Begin

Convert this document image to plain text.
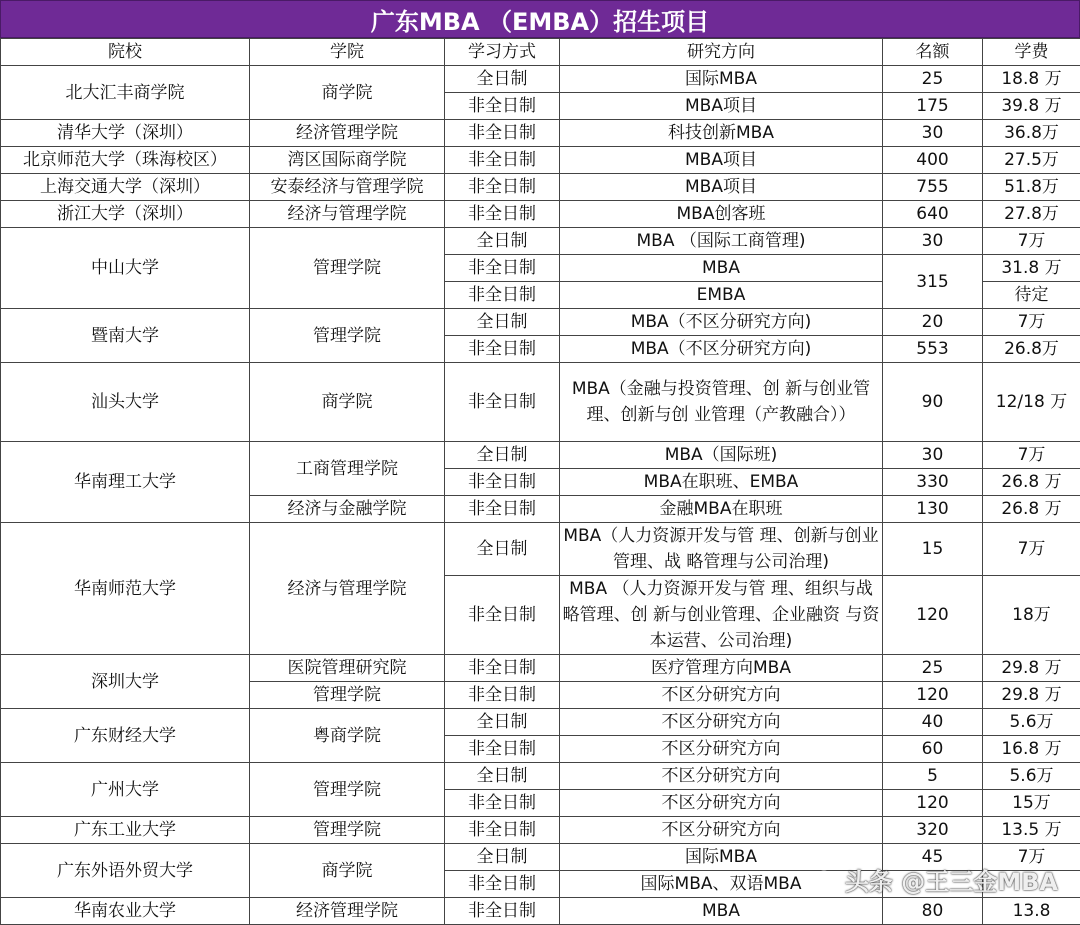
广东MBA （EMBA）招生项目
院校	学院	学习方式	研究方向	名额	学费
北大汇丰商学院	商学院	全日制	国际MBA	25	18.8 万
		非全日制	MBA项目	175	39.8 万
清华大学（深圳）	经济管理学院	非全日制	科技创新MBA	30	36.8万
北京师范大学（珠海校区）	湾区国际商学院	非全日制	MBA项目	400	27.5万
上海交通大学（深圳）	安泰经济与管理学院	非全日制	MBA项目	755	51.8万
浙江大学（深圳）	经济与管理学院	非全日制	MBA创客班	640	27.8万
中山大学	管理学院	全日制	MBA （国际工商管理)	30	7万
		非全日制	MBA	315	31.8 万
		非全日制	EMBA		待定
暨南大学	管理学院	全日制	MBA（不区分研究方向)	20	7万
		非全日制	MBA（不区分研究方向)	553	26.8万
汕头大学	商学院	非全日制	MBA（金融与投资管理、创 新与创业管理、创新与创 业管理（产教融合））	90	12/18 万
华南理工大学	工商管理学院	全日制	MBA（国际班)	30	7万
		非全日制	MBA在职班、EMBA	330	26.8 万
	经济与金融学院	非全日制	金融MBA在职班	130	26.8 万
华南师范大学	经济与管理学院	全日制	MBA（人力资源开发与管 理、创新与创业管理、战 略管理与公司治理)	15	7万
		非全日制	MBA （人力资源开发与管 理、组织与战略管理、创 新与创业管理、企业融资 与资本运营、公司治理)	120	18万
深圳大学	医院管理研究院	非全日制	医疗管理方向MBA	25	29.8 万
	管理学院	非全日制	不区分研究方向	120	29.8 万
广东财经大学	粤商学院	全日制	不区分研究方向	40	5.6万
		非全日制	不区分研究方向	60	16.8 万
广州大学	管理学院	全日制	不区分研究方向	5	5.6万
		非全日制	不区分研究方向	120	15万
广东工业大学	管理学院	非全日制	不区分研究方向	320	13.5 万
广东外语外贸大学	商学院	全日制	国际MBA	45	7万
		非全日制	国际MBA、双语MBA		
华南农业大学	经济管理学院	非全日制	MBA	80	13.8
头条 @王三金MBA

End

CHALLENGE:
Collect the complete line wherever the string "国际MBA" appears in the records.

COMPLETE ANSWER:
北大汇丰商学院	商学院	全日制	国际MBA	25	18.8 万
广东外语外贸大学	商学院	全日制	国际MBA	45	7万
		非全日制	国际MBA、双语MBA		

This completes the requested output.